- _Data rows_
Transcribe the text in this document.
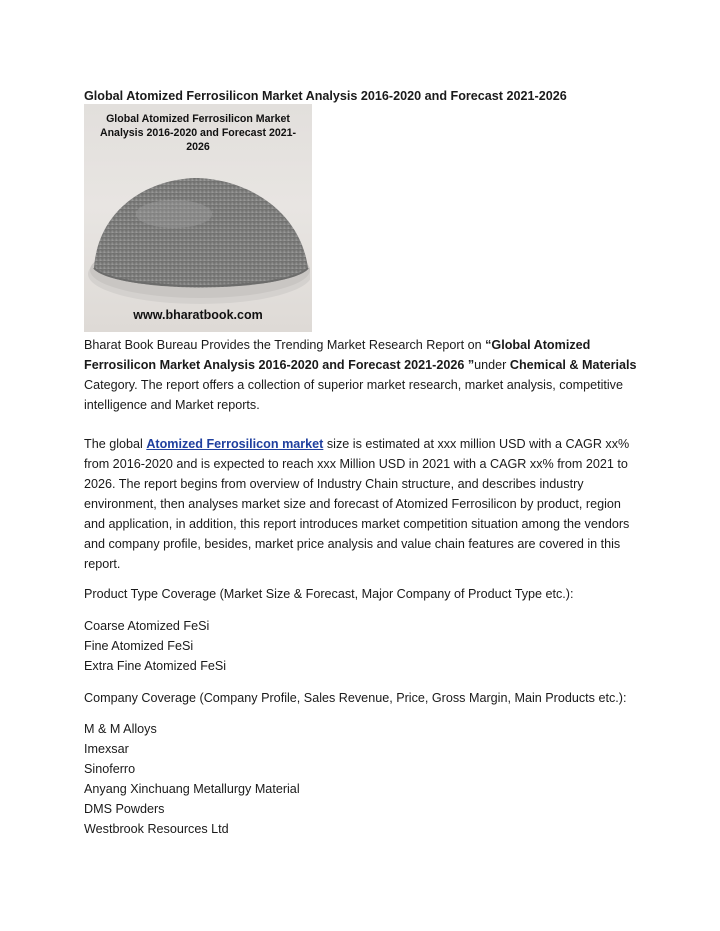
Global Atomized Ferrosilicon Market Analysis 2016-2020 and Forecast 2021-2026
Global Atomized Ferrosilicon Market Analysis 2016-2020 and Forecast 2021-2026
www.bharatbook.com

Bharat Book Bureau Provides the Trending Market Research Report on “Global Atomized Ferrosilicon Market Analysis 2016-2020 and Forecast 2021-2026 ”under Chemical & Materials Category. The report offers a collection of superior market research, market analysis, competitive intelligence and Market reports.

The global Atomized Ferrosilicon market size is estimated at xxx million USD with a CAGR xx% from 2016-2020 and is expected to reach xxx Million USD in 2021 with a CAGR xx% from 2021 to 2026. The report begins from overview of Industry Chain structure, and describes industry environment, then analyses market size and forecast of Atomized Ferrosilicon by product, region and application, in addition, this report introduces market competition situation among the vendors and company profile, besides, market price analysis and value chain features are covered in this report.

Product Type Coverage (Market Size & Forecast, Major Company of Product Type etc.):

Coarse Atomized FeSi
Fine Atomized FeSi
Extra Fine Atomized FeSi

Company Coverage (Company Profile, Sales Revenue, Price, Gross Margin, Main Products etc.):

M & M Alloys
Imexsar
Sinoferro
Anyang Xinchuang Metallurgy Material
DMS Powders
Westbrook Resources Ltd
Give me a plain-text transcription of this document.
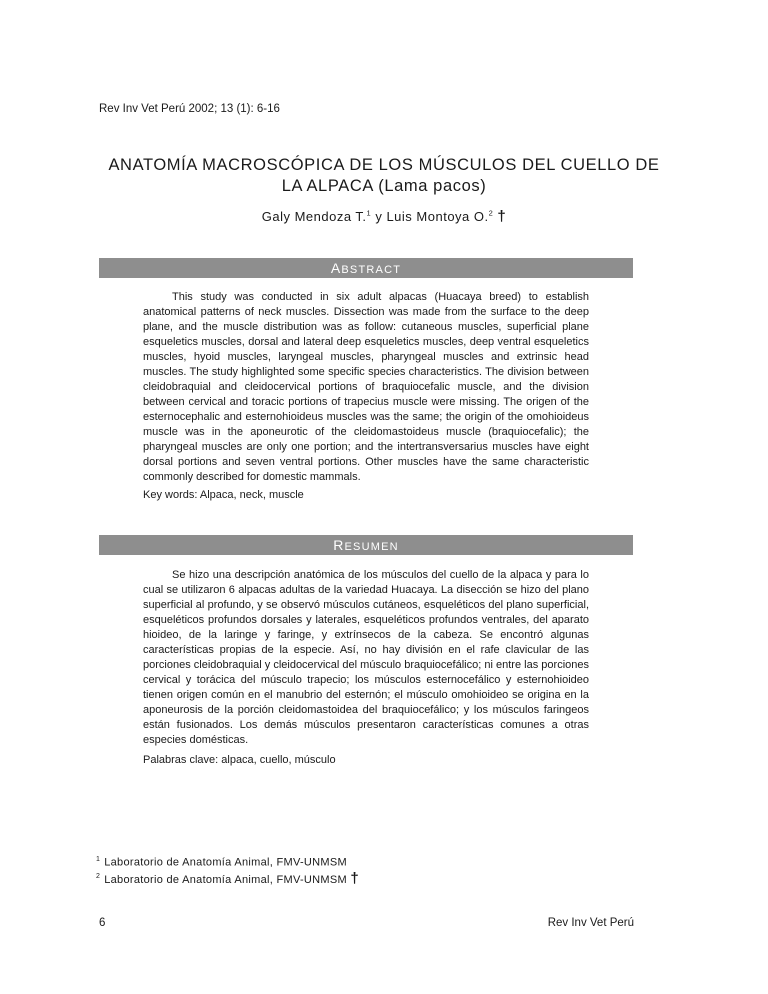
Rev Inv Vet Perú 2002; 13 (1): 6-16
ANATOMÍA MACROSCÓPICA DE LOS MÚSCULOS DEL CUELLO DE
LA ALPACA (Lama pacos)
Galy Mendoza T.$^1$ y Luis Montoya O.$^2$ †
ABSTRACT

This study was conducted in six adult alpacas (Huacaya breed) to establish anatomical patterns of neck muscles. Dissection was made from the surface to the deep plane, and the muscle distribution was as follow: cutaneous muscles, superficial plane esqueletics muscles, dorsal and lateral deep esqueletics muscles, deep ventral esqueletics muscles, hyoid muscles, laryngeal muscles, pharyngeal muscles and extrinsic head muscles. The study highlighted some specific species characteristics. The division between cleidobraquial and cleidocervical portions of braquiocefalic muscle, and the division between cervical and toracic portions of trapecius muscle were missing. The origen of the esternocephalic and esternohioideus muscles was the same; the origin of the omohioideus muscle was in the aponeurotic of the cleidomastoideus muscle (braquiocefalic); the pharyngeal muscles are only one portion; and the intertransversarius muscles have eight dorsal portions and seven ventral portions. Other muscles have the same characteristic commonly described for domestic mammals.

Key words: Alpaca, neck, muscle
RESUMEN

Se hizo una descripción anatómica de los músculos del cuello de la alpaca y para lo cual se utilizaron 6 alpacas adultas de la variedad Huacaya. La disección se hizo del plano superficial al profundo, y se observó músculos cutáneos, esqueléticos del plano superficial, esqueléticos profundos dorsales y laterales, esqueléticos profundos ventrales, del aparato hioideo, de la laringe y faringe, y extrínsecos de la cabeza. Se encontró algunas características propias de la especie. Así, no hay división en el rafe clavicular de las porciones cleidobraquial y cleidocervical del músculo braquiocefálico; ni entre las porciones cervical y torácica del músculo trapecio; los músculos esternocefálico y esternohioideo tienen origen común en el manubrio del esternón; el músculo omohioideo se origina en la aponeurosis de la porción cleidomastoidea del braquiocefálico; y los músculos faringeos están fusionados. Los demás músculos presentaron características comunes a otras especies domésticas.

Palabras clave: alpaca, cuello, músculo
$^1$ Laboratorio de Anatomía Animal, FMV-UNMSM
$^2$ Laboratorio de Anatomía Animal, FMV-UNMSM †
6	Rev Inv Vet Perú
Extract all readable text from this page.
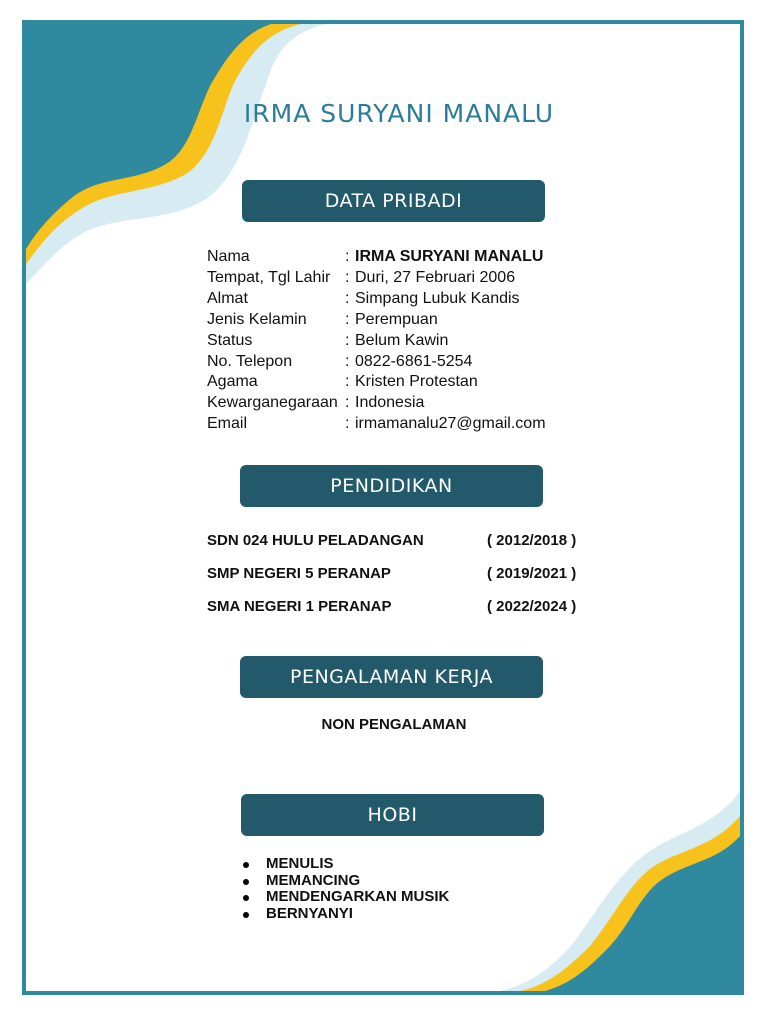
IRMA SURYANI MANALU
DATA PRIBADI
Nama	: IRMA SURYANI MANALU
Tempat, Tgl Lahir : Duri, 27 Februari 2006
Almat	: Simpang Lubuk Kandis
Jenis Kelamin	: Perempuan
Status	: Belum Kawin
No. Telepon	: 0822-6861-5254
Agama	: Kristen Protestan
Kewarganegaraan : Indonesia
Email	: irmamanalu27@gmail.com
PENDIDIKAN
SDN 024 HULU PELADANGAN	( 2012/2018 )
SMP NEGERI 5 PERANAP	( 2019/2021 )
SMA NEGERI 1 PERANAP	( 2022/2024 )
PENGALAMAN KERJA
NON PENGALAMAN
HOBI
MENULIS
MEMANCING
MENDENGARKAN MUSIK
BERNYANYI
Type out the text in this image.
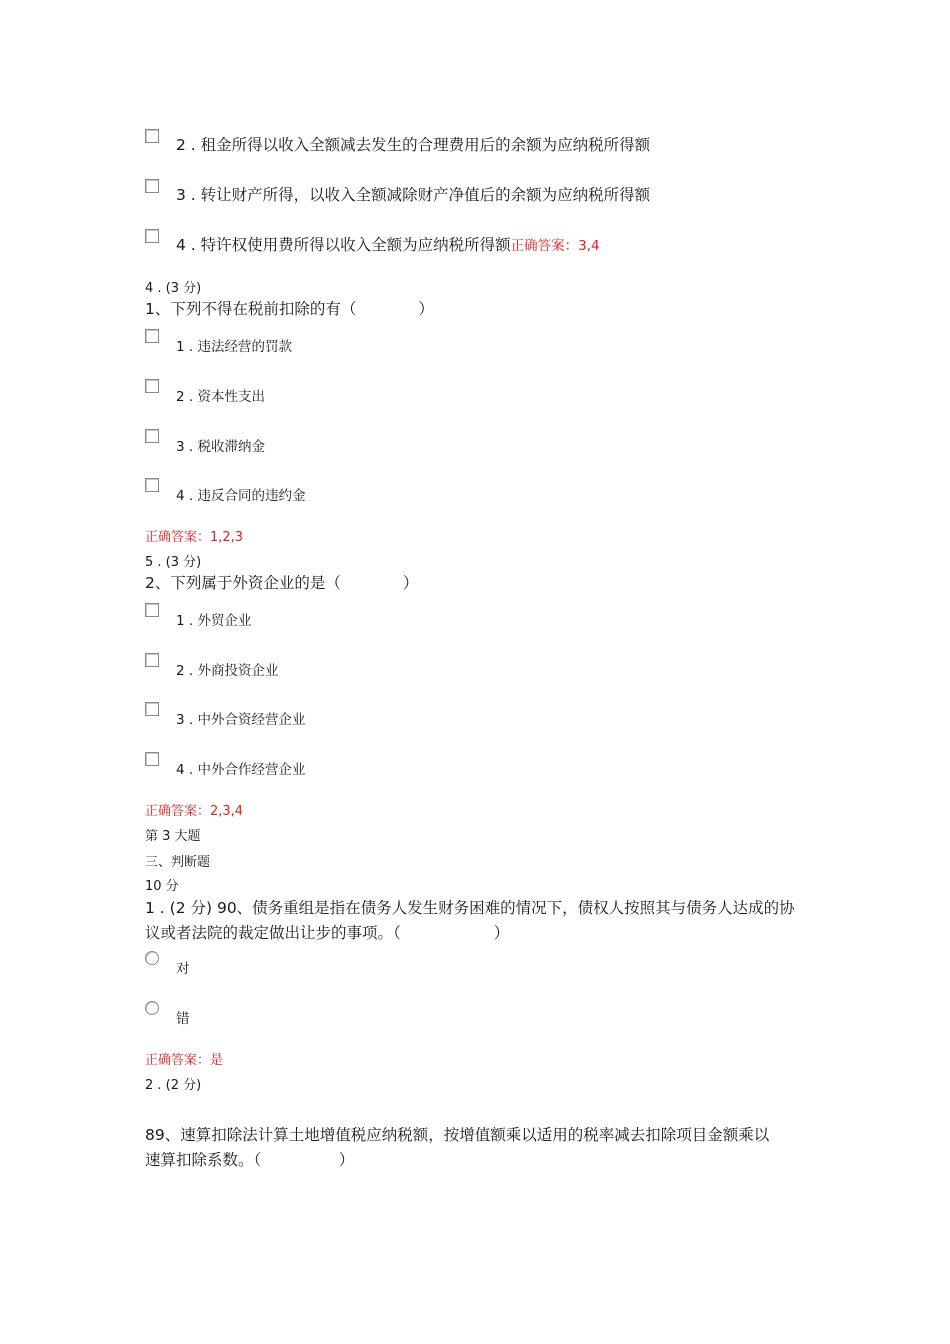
2 . 租金所得以收入全额减去发生的合理费用后的余额为应纳税所得额
3 . 转让财产所得，以收入全额减除财产净值后的余额为应纳税所得额
4 . 特许权使用费所得以收入全额为应纳税所得额正确答案：3,4
4 . (3 分)
1、下列不得在税前扣除的有（　　　　）
1 . 违法经营的罚款
2 . 资本性支出
3 . 税收滞纳金
4 . 违反合同的违约金
正确答案：1,2,3
5 . (3 分)
2、下列属于外资企业的是（　　　　）
1 . 外贸企业
2 . 外商投资企业
3 . 中外合资经营企业
4 . 中外合作经营企业
正确答案：2,3,4
第 3 大题
三、判断题
10 分
1 . (2 分) 90、债务重组是指在债务人发生财务困难的情况下，债权人按照其与债务人达成的协
议或者法院的裁定做出让步的事项。（　　　　　　）
对
错
正确答案：是
2 . (2 分)
89、速算扣除法计算土地增值税应纳税额，按增值额乘以适用的税率减去扣除项目金额乘以
速算扣除系数。（　　　　　）
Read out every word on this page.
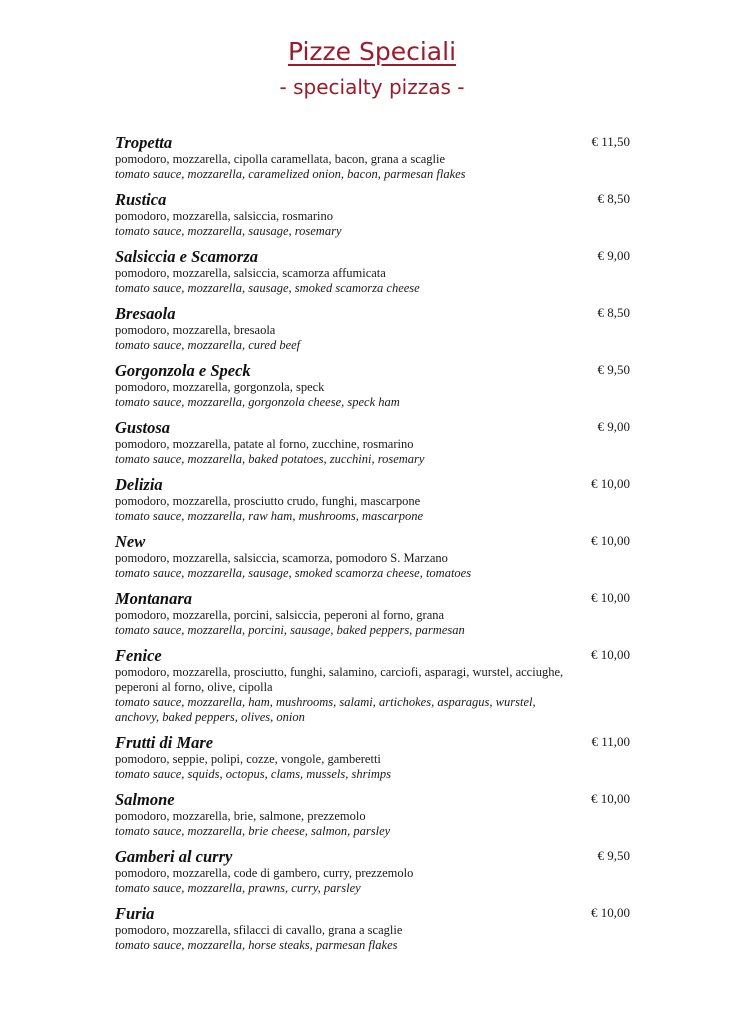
Pizze Speciali
- specialty pizzas -
Tropetta	€ 11,50
pomodoro, mozzarella, cipolla caramellata, bacon, grana a scaglie
tomato sauce, mozzarella, caramelized onion, bacon, parmesan flakes
Rustica	€ 8,50
pomodoro, mozzarella, salsiccia, rosmarino
tomato sauce, mozzarella, sausage, rosemary
Salsiccia e Scamorza	€ 9,00
pomodoro, mozzarella, salsiccia, scamorza affumicata
tomato sauce, mozzarella, sausage, smoked scamorza cheese
Bresaola	€ 8,50
pomodoro, mozzarella, bresaola
tomato sauce, mozzarella, cured beef
Gorgonzola e Speck	€ 9,50
pomodoro, mozzarella, gorgonzola, speck
tomato sauce, mozzarella, gorgonzola cheese, speck ham
Gustosa	€ 9,00
pomodoro, mozzarella, patate al forno, zucchine, rosmarino
tomato sauce, mozzarella, baked potatoes, zucchini, rosemary
Delizia	€ 10,00
pomodoro, mozzarella, prosciutto crudo, funghi, mascarpone
tomato sauce, mozzarella, raw ham, mushrooms, mascarpone
New	€ 10,00
pomodoro, mozzarella, salsiccia, scamorza, pomodoro S. Marzano
tomato sauce, mozzarella, sausage, smoked scamorza cheese, tomatoes
Montanara	€ 10,00
pomodoro, mozzarella, porcini, salsiccia, peperoni al forno, grana
tomato sauce, mozzarella, porcini, sausage, baked peppers, parmesan
Fenice	€ 10,00
pomodoro, mozzarella, prosciutto, funghi, salamino, carciofi, asparagi, wurstel, acciughe, peperoni al forno, olive, cipolla
tomato sauce, mozzarella, ham, mushrooms, salami, artichokes, asparagus, wurstel, anchovy, baked peppers, olives, onion
Frutti di Mare	€ 11,00
pomodoro, seppie, polipi, cozze, vongole, gamberetti
tomato sauce, squids, octopus, clams, mussels, shrimps
Salmone	€ 10,00
pomodoro, mozzarella, brie, salmone, prezzemolo
tomato sauce, mozzarella, brie cheese, salmon, parsley
Gamberi al curry	€ 9,50
pomodoro, mozzarella, code di gambero, curry, prezzemolo
tomato sauce, mozzarella, prawns, curry, parsley
Furia	€ 10,00
pomodoro, mozzarella, sfilacci di cavallo, grana a scaglie
tomato sauce, mozzarella, horse steaks, parmesan flakes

- _Stated exercise_
Set down the material exactly, every line of it, except for the pictures.

- _Solution below_
Transcribe the text in this document.
Global Atomized Ferrosilicon Market Analysis 2016-2020 and Forecast 2021-2026
Global Atomized Ferrosilicon Market Analysis 2016-2020 and Forecast 2021-2026
www.bharatbook.com

Bharat Book Bureau Provides the Trending Market Research Report on “Global Atomized Ferrosilicon Market Analysis 2016-2020 and Forecast 2021-2026 ”under Chemical & Materials Category. The report offers a collection of superior market research, market analysis, competitive intelligence and Market reports.

The global Atomized Ferrosilicon market size is estimated at xxx million USD with a CAGR xx% from 2016-2020 and is expected to reach xxx Million USD in 2021 with a CAGR xx% from 2021 to 2026. The report begins from overview of Industry Chain structure, and describes industry environment, then analyses market size and forecast of Atomized Ferrosilicon by product, region and application, in addition, this report introduces market competition situation among the vendors and company profile, besides, market price analysis and value chain features are covered in this report.

Product Type Coverage (Market Size & Forecast, Major Company of Product Type etc.):

Coarse Atomized FeSi
Fine Atomized FeSi
Extra Fine Atomized FeSi

Company Coverage (Company Profile, Sales Revenue, Price, Gross Margin, Main Products etc.):

M & M Alloys
Imexsar
Sinoferro
Anyang Xinchuang Metallurgy Material
DMS Powders
Westbrook Resources Ltd
Give me a plain-text transcription of this document.
Rev Inv Vet Perú 2002; 13 (1): 6-16
ANATOMÍA MACROSCÓPICA DE LOS MÚSCULOS DEL CUELLO DE
LA ALPACA (Lama pacos)
Galy Mendoza T.$^1$ y Luis Montoya O.$^2$ †
ABSTRACT

This study was conducted in six adult alpacas (Huacaya breed) to establish anatomical patterns of neck muscles. Dissection was made from the surface to the deep plane, and the muscle distribution was as follow: cutaneous muscles, superficial plane esqueletics muscles, dorsal and lateral deep esqueletics muscles, deep ventral esqueletics muscles, hyoid muscles, laryngeal muscles, pharyngeal muscles and extrinsic head muscles. The study highlighted some specific species characteristics. The division between cleidobraquial and cleidocervical portions of braquiocefalic muscle, and the division between cervical and toracic portions of trapecius muscle were missing. The origen of the esternocephalic and esternohioideus muscles was the same; the origin of the omohioideus muscle was in the aponeurotic of the cleidomastoideus muscle (braquiocefalic); the pharyngeal muscles are only one portion; and the intertransversarius muscles have eight dorsal portions and seven ventral portions. Other muscles have the same characteristic commonly described for domestic mammals.

Key words: Alpaca, neck, muscle
RESUMEN

Se hizo una descripción anatómica de los músculos del cuello de la alpaca y para lo cual se utilizaron 6 alpacas adultas de la variedad Huacaya. La disección se hizo del plano superficial al profundo, y se observó músculos cutáneos, esqueléticos del plano superficial, esqueléticos profundos dorsales y laterales, esqueléticos profundos ventrales, del aparato hioideo, de la laringe y faringe, y extrínsecos de la cabeza. Se encontró algunas características propias de la especie. Así, no hay división en el rafe clavicular de las porciones cleidobraquial y cleidocervical del músculo braquiocefálico; ni entre las porciones cervical y torácica del músculo trapecio; los músculos esternocefálico y esternohioideo tienen origen común en el manubrio del esternón; el músculo omohioideo se origina en la aponeurosis de la porción cleidomastoidea del braquiocefálico; y los músculos faringeos están fusionados. Los demás músculos presentaron características comunes a otras especies domésticas.

Palabras clave: alpaca, cuello, músculo
$^1$ Laboratorio de Anatomía Animal, FMV-UNMSM
$^2$ Laboratorio de Anatomía Animal, FMV-UNMSM †
6	Rev Inv Vet Perú
Extract all readable text from this page.
IRMA SURYANI MANALU
DATA PRIBADI
Nama	: IRMA SURYANI MANALU
Tempat, Tgl Lahir : Duri, 27 Februari 2006
Almat	: Simpang Lubuk Kandis
Jenis Kelamin	: Perempuan
Status	: Belum Kawin
No. Telepon	: 0822-6861-5254
Agama	: Kristen Protestan
Kewarganegaraan : Indonesia
Email	: irmamanalu27@gmail.com
PENDIDIKAN
SDN 024 HULU PELADANGAN	( 2012/2018 )
SMP NEGERI 5 PERANAP	( 2019/2021 )
SMA NEGERI 1 PERANAP	( 2022/2024 )
PENGALAMAN KERJA
NON PENGALAMAN
HOBI
MENULIS
MEMANCING
MENDENGARKAN MUSIK
BERNYANYI
Type out the text in this image.
2 . 租金所得以收入全额减去发生的合理费用后的余额为应纳税所得额
3 . 转让财产所得，以收入全额减除财产净值后的余额为应纳税所得额
4 . 特许权使用费所得以收入全额为应纳税所得额正确答案：3,4
4 . (3 分)
1、下列不得在税前扣除的有（　　　　）
1 . 违法经营的罚款
2 . 资本性支出
3 . 税收滞纳金
4 . 违反合同的违约金
正确答案：1,2,3
5 . (3 分)
2、下列属于外资企业的是（　　　　）
1 . 外贸企业
2 . 外商投资企业
3 . 中外合资经营企业
4 . 中外合作经营企业
正确答案：2,3,4
第 3 大题
三、判断题
10 分
1 . (2 分) 90、债务重组是指在债务人发生财务困难的情况下，债权人按照其与债务人达成的协
议或者法院的裁定做出让步的事项。（　　　　　　）
对
错
正确答案：是
2 . (2 分)
89、速算扣除法计算土地增值税应纳税额，按增值额乘以适用的税率减去扣除项目金额乘以
速算扣除系数。（　　　　　）
Read out every word on this page.
Pizze Speciali
- specialty pizzas -
Tropetta	€ 11,50
pomodoro, mozzarella, cipolla caramellata, bacon, grana a scaglie
tomato sauce, mozzarella, caramelized onion, bacon, parmesan flakes
Rustica	€ 8,50
pomodoro, mozzarella, salsiccia, rosmarino
tomato sauce, mozzarella, sausage, rosemary
Salsiccia e Scamorza	€ 9,00
pomodoro, mozzarella, salsiccia, scamorza affumicata
tomato sauce, mozzarella, sausage, smoked scamorza cheese
Bresaola	€ 8,50
pomodoro, mozzarella, bresaola
tomato sauce, mozzarella, cured beef
Gorgonzola e Speck	€ 9,50
pomodoro, mozzarella, gorgonzola, speck
tomato sauce, mozzarella, gorgonzola cheese, speck ham
Gustosa	€ 9,00
pomodoro, mozzarella, patate al forno, zucchine, rosmarino
tomato sauce, mozzarella, baked potatoes, zucchini, rosemary
Delizia	€ 10,00
pomodoro, mozzarella, prosciutto crudo, funghi, mascarpone
tomato sauce, mozzarella, raw ham, mushrooms, mascarpone
New	€ 10,00
pomodoro, mozzarella, salsiccia, scamorza, pomodoro S. Marzano
tomato sauce, mozzarella, sausage, smoked scamorza cheese, tomatoes
Montanara	€ 10,00
pomodoro, mozzarella, porcini, salsiccia, peperoni al forno, grana
tomato sauce, mozzarella, porcini, sausage, baked peppers, parmesan
Fenice	€ 10,00
pomodoro, mozzarella, prosciutto, funghi, salamino, carciofi, asparagi, wurstel, acciughe, peperoni al forno, olive, cipolla
tomato sauce, mozzarella, ham, mushrooms, salami, artichokes, asparagus, wurstel, anchovy, baked peppers, olives, onion
Frutti di Mare	€ 11,00
pomodoro, seppie, polipi, cozze, vongole, gamberetti
tomato sauce, squids, octopus, clams, mussels, shrimps
Salmone	€ 10,00
pomodoro, mozzarella, brie, salmone, prezzemolo
tomato sauce, mozzarella, brie cheese, salmon, parsley
Gamberi al curry	€ 9,50
pomodoro, mozzarella, code di gambero, curry, prezzemolo
tomato sauce, mozzarella, prawns, curry, parsley
Furia	€ 10,00
pomodoro, mozzarella, sfilacci di cavallo, grana a scaglie
tomato sauce, mozzarella, horse steaks, parmesan flakes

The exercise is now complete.